[start of RECORDS FOR THIS EXERCISE]

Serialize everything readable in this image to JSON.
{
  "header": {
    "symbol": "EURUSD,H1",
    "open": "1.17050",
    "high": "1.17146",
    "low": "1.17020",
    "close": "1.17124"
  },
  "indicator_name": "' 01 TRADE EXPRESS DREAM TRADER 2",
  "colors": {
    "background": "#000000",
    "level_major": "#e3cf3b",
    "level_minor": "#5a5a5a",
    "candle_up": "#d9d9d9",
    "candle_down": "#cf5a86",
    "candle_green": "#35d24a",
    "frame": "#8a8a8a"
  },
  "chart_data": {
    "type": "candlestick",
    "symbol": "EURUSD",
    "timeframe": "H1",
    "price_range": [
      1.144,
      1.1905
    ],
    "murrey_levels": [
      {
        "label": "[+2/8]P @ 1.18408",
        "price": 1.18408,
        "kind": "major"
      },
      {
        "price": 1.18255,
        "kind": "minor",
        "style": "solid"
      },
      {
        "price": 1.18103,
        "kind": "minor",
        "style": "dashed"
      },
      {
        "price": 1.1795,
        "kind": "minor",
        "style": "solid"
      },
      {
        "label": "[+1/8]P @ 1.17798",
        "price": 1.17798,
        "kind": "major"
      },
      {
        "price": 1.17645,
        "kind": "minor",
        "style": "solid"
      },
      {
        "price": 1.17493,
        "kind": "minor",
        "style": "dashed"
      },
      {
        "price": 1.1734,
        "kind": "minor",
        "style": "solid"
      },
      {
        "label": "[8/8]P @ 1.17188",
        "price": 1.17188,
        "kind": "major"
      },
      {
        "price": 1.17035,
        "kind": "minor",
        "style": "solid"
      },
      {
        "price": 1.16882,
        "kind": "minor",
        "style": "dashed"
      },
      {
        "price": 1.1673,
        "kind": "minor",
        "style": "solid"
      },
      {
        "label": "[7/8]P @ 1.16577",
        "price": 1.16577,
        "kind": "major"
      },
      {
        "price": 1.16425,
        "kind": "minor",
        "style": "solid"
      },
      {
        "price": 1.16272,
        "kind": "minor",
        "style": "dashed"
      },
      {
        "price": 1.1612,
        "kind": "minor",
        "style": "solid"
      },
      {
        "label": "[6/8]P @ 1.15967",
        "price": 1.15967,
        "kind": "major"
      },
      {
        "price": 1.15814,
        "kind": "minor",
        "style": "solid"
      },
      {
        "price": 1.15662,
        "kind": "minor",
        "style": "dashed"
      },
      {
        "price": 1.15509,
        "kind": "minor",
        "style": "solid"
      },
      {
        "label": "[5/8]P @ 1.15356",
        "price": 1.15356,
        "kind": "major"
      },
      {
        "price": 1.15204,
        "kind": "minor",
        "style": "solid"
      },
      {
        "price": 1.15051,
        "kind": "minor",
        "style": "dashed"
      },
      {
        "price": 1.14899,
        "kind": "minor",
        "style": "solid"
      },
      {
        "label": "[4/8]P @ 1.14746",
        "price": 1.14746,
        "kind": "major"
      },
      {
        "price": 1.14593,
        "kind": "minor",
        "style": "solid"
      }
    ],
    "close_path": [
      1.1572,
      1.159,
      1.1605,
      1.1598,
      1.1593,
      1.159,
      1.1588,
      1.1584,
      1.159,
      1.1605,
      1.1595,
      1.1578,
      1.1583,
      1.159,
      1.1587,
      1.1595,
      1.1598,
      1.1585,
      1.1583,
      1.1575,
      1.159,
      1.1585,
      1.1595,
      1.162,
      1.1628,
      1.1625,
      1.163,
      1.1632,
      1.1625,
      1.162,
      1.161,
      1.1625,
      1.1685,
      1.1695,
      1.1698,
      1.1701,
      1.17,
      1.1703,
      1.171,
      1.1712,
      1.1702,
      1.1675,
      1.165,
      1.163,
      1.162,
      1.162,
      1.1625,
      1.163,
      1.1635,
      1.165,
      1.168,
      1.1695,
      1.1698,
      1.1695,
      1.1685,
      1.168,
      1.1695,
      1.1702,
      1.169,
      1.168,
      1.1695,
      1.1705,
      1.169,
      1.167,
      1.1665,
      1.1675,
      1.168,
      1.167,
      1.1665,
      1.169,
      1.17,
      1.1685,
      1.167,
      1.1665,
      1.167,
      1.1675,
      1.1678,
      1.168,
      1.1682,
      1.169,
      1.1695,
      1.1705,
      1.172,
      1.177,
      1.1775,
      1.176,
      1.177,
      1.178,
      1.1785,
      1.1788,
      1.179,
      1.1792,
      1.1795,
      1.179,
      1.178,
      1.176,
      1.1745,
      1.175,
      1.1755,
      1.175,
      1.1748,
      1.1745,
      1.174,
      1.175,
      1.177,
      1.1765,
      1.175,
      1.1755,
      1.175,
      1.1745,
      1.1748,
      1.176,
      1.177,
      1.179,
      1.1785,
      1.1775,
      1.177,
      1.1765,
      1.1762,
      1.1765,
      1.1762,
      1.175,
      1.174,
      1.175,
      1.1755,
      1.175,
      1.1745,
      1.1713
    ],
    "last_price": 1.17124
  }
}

[end of RECORDS FOR THIS EXERCISE]

REQUIRED TASK - From the listing above, reproduce all the lines exactly.

TASK OUTPUT -
Serialize everything readable in this image to JSON.
{
  "header": {
    "symbol": "EURUSD,H1",
    "open": "1.17050",
    "high": "1.17146",
    "low": "1.17020",
    "close": "1.17124"
  },
  "indicator_name": "' 01 TRADE EXPRESS DREAM TRADER 2",
  "colors": {
    "background": "#000000",
    "level_major": "#e3cf3b",
    "level_minor": "#5a5a5a",
    "candle_up": "#d9d9d9",
    "candle_down": "#cf5a86",
    "candle_green": "#35d24a",
    "frame": "#8a8a8a"
  },
  "chart_data": {
    "type": "candlestick",
    "symbol": "EURUSD",
    "timeframe": "H1",
    "price_range": [
      1.144,
      1.1905
    ],
    "murrey_levels": [
      {
        "label": "[+2/8]P @ 1.18408",
        "price": 1.18408,
        "kind": "major"
      },
      {
        "price": 1.18255,
        "kind": "minor",
        "style": "solid"
      },
      {
        "price": 1.18103,
        "kind": "minor",
        "style": "dashed"
      },
      {
        "price": 1.1795,
        "kind": "minor",
        "style": "solid"
      },
      {
        "label": "[+1/8]P @ 1.17798",
        "price": 1.17798,
        "kind": "major"
      },
      {
        "price": 1.17645,
        "kind": "minor",
        "style": "solid"
      },
      {
        "price": 1.17493,
        "kind": "minor",
        "style": "dashed"
      },
      {
        "price": 1.1734,
        "kind": "minor",
        "style": "solid"
      },
      {
        "label": "[8/8]P @ 1.17188",
        "price": 1.17188,
        "kind": "major"
      },
      {
        "price": 1.17035,
        "kind": "minor",
        "style": "solid"
      },
      {
        "price": 1.16882,
        "kind": "minor",
        "style": "dashed"
      },
      {
        "price": 1.1673,
        "kind": "minor",
        "style": "solid"
      },
      {
        "label": "[7/8]P @ 1.16577",
        "price": 1.16577,
        "kind": "major"
      },
      {
        "price": 1.16425,
        "kind": "minor",
        "style": "solid"
      },
      {
        "price": 1.16272,
        "kind": "minor",
        "style": "dashed"
      },
      {
        "price": 1.1612,
        "kind": "minor",
        "style": "solid"
      },
      {
        "label": "[6/8]P @ 1.15967",
        "price": 1.15967,
        "kind": "major"
      },
      {
        "price": 1.15814,
        "kind": "minor",
        "style": "solid"
      },
      {
        "price": 1.15662,
        "kind": "minor",
        "style": "dashed"
      },
      {
        "price": 1.15509,
        "kind": "minor",
        "style": "solid"
      },
      {
        "label": "[5/8]P @ 1.15356",
        "price": 1.15356,
        "kind": "major"
      },
      {
        "price": 1.15204,
        "kind": "minor",
        "style": "solid"
      },
      {
        "price": 1.15051,
        "kind": "minor",
        "style": "dashed"
      },
      {
        "price": 1.14899,
        "kind": "minor",
        "style": "solid"
      },
      {
        "label": "[4/8]P @ 1.14746",
        "price": 1.14746,
        "kind": "major"
      },
      {
        "price": 1.14593,
        "kind": "minor",
        "style": "solid"
      }
    ],
    "close_path": [
      1.1572,
      1.159,
      1.1605,
      1.1598,
      1.1593,
      1.159,
      1.1588,
      1.1584,
      1.159,
      1.1605,
      1.1595,
      1.1578,
      1.1583,
      1.159,
      1.1587,
      1.1595,
      1.1598,
      1.1585,
      1.1583,
      1.1575,
      1.159,
      1.1585,
      1.1595,
      1.162,
      1.1628,
      1.1625,
      1.163,
      1.1632,
      1.1625,
      1.162,
      1.161,
      1.1625,
      1.1685,
      1.1695,
      1.1698,
      1.1701,
      1.17,
      1.1703,
      1.171,
      1.1712,
      1.1702,
      1.1675,
      1.165,
      1.163,
      1.162,
      1.162,
      1.1625,
      1.163,
      1.1635,
      1.165,
      1.168,
      1.1695,
      1.1698,
      1.1695,
      1.1685,
      1.168,
      1.1695,
      1.1702,
      1.169,
      1.168,
      1.1695,
      1.1705,
      1.169,
      1.167,
      1.1665,
      1.1675,
      1.168,
      1.167,
      1.1665,
      1.169,
      1.17,
      1.1685,
      1.167,
      1.1665,
      1.167,
      1.1675,
      1.1678,
      1.168,
      1.1682,
      1.169,
      1.1695,
      1.1705,
      1.172,
      1.177,
      1.1775,
      1.176,
      1.177,
      1.178,
      1.1785,
      1.1788,
      1.179,
      1.1792,
      1.1795,
      1.179,
      1.178,
      1.176,
      1.1745,
      1.175,
      1.1755,
      1.175,
      1.1748,
      1.1745,
      1.174,
      1.175,
      1.177,
      1.1765,
      1.175,
      1.1755,
      1.175,
      1.1745,
      1.1748,
      1.176,
      1.177,
      1.179,
      1.1785,
      1.1775,
      1.177,
      1.1765,
      1.1762,
      1.1765,
      1.1762,
      1.175,
      1.174,
      1.175,
      1.1755,
      1.175,
      1.1745,
      1.1713
    ],
    "last_price": 1.17124
  }
}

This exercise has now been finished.